• [AIM]: Find the lines that include the string "JSON" and report how many there are. Give no other text.

──────────────────────────────

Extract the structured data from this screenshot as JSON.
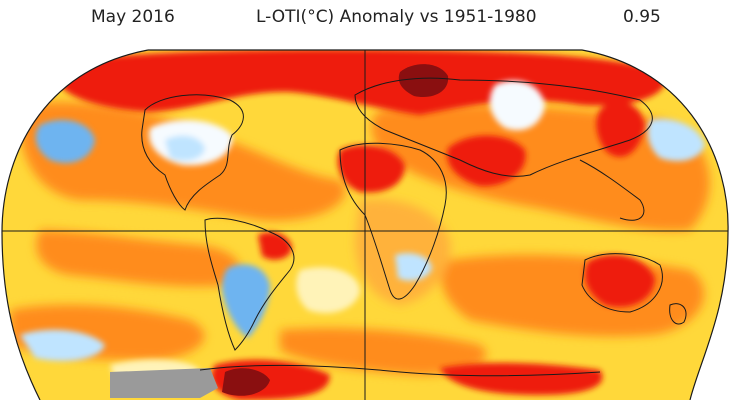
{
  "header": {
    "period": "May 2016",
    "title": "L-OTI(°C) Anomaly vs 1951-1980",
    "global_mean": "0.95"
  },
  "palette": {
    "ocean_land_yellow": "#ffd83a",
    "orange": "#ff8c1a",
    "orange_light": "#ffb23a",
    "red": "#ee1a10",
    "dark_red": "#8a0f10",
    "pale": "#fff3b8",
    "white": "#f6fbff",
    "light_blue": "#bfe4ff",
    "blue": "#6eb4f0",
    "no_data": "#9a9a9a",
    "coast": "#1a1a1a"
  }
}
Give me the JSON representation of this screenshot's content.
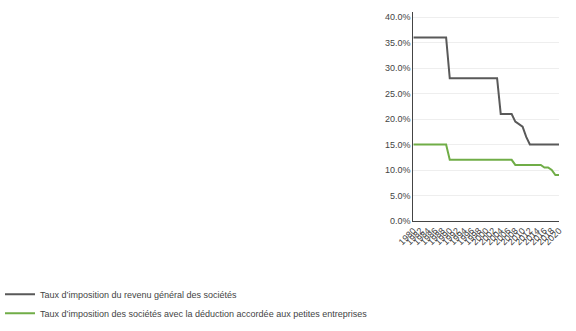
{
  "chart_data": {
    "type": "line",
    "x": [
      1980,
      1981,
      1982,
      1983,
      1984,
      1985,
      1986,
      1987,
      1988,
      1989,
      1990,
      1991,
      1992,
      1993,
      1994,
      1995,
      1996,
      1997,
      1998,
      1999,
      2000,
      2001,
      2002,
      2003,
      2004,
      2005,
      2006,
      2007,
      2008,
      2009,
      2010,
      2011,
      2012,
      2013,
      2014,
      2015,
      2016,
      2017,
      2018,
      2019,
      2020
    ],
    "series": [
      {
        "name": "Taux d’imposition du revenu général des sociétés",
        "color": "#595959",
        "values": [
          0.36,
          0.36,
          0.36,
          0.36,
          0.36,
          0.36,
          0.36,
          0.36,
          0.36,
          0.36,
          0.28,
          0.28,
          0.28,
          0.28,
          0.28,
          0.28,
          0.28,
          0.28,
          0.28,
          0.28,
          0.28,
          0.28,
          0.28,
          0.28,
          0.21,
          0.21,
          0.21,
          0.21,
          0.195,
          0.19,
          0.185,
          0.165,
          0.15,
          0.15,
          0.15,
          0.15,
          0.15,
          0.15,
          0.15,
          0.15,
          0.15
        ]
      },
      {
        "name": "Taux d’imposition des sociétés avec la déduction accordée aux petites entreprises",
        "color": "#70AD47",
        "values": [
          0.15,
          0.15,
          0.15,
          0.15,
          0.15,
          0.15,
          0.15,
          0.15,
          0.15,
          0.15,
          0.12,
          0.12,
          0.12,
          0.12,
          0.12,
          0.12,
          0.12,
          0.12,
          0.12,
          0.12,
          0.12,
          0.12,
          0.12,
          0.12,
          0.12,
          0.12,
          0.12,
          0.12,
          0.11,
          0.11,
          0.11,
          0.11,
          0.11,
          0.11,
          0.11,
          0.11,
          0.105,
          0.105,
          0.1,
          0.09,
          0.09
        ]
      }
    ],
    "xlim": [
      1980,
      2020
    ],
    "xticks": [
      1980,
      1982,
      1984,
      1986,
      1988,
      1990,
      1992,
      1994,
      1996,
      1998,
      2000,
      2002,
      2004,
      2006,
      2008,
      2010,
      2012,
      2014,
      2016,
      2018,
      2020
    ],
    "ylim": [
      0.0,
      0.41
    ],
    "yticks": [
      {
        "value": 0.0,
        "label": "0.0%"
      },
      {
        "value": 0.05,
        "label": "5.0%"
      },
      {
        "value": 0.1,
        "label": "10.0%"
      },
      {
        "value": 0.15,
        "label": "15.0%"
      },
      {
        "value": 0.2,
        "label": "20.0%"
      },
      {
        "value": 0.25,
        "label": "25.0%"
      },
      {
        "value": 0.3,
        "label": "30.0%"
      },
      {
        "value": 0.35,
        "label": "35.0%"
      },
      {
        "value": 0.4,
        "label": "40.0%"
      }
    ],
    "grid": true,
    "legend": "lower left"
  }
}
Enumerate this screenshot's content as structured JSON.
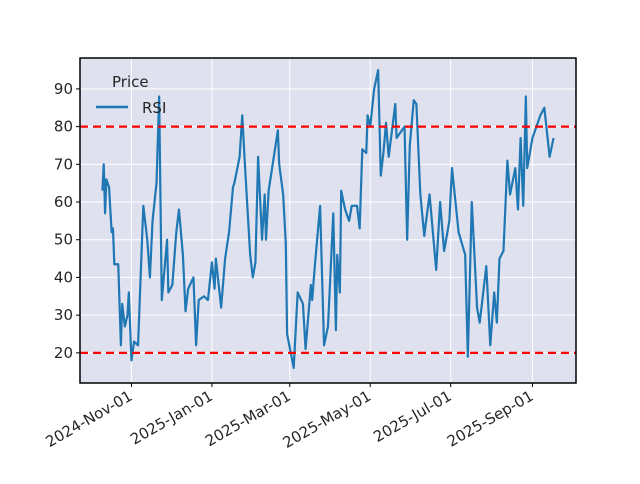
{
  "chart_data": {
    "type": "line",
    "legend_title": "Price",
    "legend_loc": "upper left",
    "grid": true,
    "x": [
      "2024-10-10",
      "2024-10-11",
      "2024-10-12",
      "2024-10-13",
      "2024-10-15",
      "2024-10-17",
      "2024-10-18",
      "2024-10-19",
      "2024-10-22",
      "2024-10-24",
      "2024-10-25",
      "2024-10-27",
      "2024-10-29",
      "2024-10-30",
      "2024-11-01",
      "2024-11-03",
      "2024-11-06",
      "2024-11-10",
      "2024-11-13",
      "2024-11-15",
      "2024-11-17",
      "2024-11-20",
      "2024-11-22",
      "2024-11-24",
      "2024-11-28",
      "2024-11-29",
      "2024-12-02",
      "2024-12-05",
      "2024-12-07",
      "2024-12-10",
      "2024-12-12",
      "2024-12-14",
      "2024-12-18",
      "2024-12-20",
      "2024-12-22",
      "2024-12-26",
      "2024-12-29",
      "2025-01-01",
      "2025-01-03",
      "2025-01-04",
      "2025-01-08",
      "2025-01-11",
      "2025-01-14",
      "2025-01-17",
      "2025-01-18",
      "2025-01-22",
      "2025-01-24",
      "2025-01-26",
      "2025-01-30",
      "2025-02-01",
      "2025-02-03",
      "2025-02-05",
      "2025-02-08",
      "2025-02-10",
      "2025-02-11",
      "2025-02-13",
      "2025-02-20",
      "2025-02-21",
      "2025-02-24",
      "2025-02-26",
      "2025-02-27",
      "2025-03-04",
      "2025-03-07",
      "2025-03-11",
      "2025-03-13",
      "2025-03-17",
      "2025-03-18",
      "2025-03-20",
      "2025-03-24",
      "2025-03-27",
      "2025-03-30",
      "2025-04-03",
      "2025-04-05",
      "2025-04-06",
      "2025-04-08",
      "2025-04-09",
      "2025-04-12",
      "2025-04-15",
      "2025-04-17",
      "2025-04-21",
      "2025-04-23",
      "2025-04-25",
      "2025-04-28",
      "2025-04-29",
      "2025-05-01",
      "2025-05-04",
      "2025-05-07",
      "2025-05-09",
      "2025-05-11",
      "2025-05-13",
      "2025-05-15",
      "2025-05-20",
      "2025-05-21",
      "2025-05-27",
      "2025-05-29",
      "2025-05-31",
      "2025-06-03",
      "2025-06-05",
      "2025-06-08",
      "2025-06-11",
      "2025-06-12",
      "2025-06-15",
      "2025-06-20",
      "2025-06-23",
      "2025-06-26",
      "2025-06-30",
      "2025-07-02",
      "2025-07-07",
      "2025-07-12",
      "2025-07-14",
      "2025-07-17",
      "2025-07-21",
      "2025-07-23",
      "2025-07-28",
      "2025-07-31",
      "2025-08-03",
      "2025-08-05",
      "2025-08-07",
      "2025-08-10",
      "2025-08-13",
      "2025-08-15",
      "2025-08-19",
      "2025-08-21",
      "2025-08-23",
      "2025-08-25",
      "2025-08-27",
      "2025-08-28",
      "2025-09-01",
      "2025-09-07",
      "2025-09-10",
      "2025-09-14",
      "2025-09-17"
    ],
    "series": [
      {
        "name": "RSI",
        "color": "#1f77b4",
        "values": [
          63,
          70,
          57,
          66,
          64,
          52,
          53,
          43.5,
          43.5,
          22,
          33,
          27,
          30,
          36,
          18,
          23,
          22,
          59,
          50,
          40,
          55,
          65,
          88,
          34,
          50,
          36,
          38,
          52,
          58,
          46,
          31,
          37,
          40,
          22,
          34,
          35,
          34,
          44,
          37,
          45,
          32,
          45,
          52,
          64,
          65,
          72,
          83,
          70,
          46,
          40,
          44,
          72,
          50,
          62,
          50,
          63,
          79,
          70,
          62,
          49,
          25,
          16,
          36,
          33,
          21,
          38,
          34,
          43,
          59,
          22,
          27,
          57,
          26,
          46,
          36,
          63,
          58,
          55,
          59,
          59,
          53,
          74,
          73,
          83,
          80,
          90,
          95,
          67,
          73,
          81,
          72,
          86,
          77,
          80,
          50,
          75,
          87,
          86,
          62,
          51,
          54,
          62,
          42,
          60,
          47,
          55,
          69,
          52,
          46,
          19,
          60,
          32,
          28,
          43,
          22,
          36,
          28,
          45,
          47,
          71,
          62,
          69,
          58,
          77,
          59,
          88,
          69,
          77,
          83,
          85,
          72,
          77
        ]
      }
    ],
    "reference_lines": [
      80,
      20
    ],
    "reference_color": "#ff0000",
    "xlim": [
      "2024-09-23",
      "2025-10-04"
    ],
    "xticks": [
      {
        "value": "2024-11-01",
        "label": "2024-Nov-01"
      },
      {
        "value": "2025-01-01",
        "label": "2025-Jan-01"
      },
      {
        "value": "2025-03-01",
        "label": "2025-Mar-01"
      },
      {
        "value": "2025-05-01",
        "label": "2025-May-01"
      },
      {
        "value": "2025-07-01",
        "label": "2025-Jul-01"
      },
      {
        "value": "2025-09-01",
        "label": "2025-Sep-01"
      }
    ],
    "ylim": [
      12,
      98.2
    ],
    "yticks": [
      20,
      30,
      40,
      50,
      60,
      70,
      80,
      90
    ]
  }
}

──────────────────────────────

• [WRITTEN ANSWER]: 3